Exercise instructions: Copy each line below exactly and leave the pictures out.

— Start of Recorded data —

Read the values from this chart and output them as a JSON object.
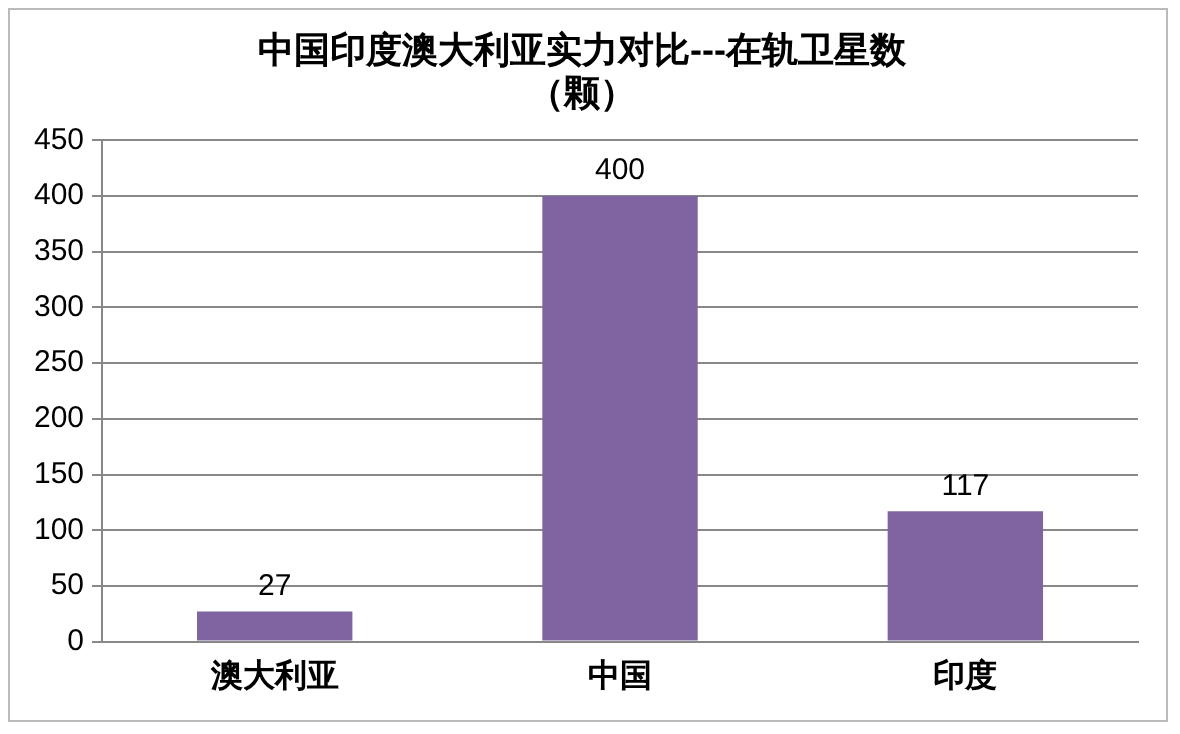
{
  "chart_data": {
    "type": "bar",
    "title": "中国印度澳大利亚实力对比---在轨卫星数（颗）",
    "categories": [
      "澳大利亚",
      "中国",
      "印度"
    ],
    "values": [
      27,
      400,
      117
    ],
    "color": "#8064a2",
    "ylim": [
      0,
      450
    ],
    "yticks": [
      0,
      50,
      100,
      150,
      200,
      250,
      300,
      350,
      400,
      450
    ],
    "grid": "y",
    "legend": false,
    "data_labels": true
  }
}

— End of Recorded data —

Problem solution:
Read the values from this chart and output them as a JSON object.
{
  "chart_data": {
    "type": "bar",
    "title": "中国印度澳大利亚实力对比---在轨卫星数（颗）",
    "categories": [
      "澳大利亚",
      "中国",
      "印度"
    ],
    "values": [
      27,
      400,
      117
    ],
    "color": "#8064a2",
    "ylim": [
      0,
      450
    ],
    "yticks": [
      0,
      50,
      100,
      150,
      200,
      250,
      300,
      350,
      400,
      450
    ],
    "grid": "y",
    "legend": false,
    "data_labels": true
  }
}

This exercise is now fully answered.